Examine the entries and show every line in which the word "representation" is found.

Lines of data:
★ ★ ★ ★ ★ ★ ★

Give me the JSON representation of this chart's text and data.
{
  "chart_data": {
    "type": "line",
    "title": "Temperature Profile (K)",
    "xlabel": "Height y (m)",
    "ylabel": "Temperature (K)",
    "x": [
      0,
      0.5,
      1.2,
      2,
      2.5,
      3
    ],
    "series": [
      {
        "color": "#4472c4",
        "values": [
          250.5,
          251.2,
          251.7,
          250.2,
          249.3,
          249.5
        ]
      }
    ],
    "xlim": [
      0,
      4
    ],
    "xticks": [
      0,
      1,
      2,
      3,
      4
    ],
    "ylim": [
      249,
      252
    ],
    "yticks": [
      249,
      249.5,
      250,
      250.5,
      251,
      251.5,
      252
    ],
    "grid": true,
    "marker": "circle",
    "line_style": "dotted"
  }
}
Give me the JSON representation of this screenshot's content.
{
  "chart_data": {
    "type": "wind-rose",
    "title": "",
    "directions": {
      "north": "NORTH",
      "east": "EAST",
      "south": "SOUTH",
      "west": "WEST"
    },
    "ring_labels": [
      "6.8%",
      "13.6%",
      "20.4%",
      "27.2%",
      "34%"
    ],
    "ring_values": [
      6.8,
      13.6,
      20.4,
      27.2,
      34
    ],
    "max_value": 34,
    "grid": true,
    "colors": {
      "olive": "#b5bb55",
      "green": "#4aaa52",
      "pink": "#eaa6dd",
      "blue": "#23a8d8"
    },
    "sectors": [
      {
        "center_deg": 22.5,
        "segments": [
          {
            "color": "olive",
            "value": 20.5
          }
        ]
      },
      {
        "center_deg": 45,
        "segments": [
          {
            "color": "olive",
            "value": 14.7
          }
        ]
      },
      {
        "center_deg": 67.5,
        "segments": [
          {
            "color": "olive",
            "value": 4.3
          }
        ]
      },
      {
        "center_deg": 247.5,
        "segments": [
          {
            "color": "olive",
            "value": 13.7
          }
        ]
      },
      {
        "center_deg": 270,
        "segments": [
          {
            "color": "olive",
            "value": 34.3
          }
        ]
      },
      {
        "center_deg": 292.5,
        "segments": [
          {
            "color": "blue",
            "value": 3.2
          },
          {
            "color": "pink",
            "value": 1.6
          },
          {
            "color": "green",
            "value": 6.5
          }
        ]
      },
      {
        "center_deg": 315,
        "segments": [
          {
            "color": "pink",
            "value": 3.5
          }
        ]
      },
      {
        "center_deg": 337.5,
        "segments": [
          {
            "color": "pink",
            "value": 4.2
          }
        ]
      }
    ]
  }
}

★ ★ ★ ★ ★ ★ ★

RESULT OF THE TASK:
Give me the JSON representation of this chart's text and data.
Give me the JSON representation of this screenshot's content.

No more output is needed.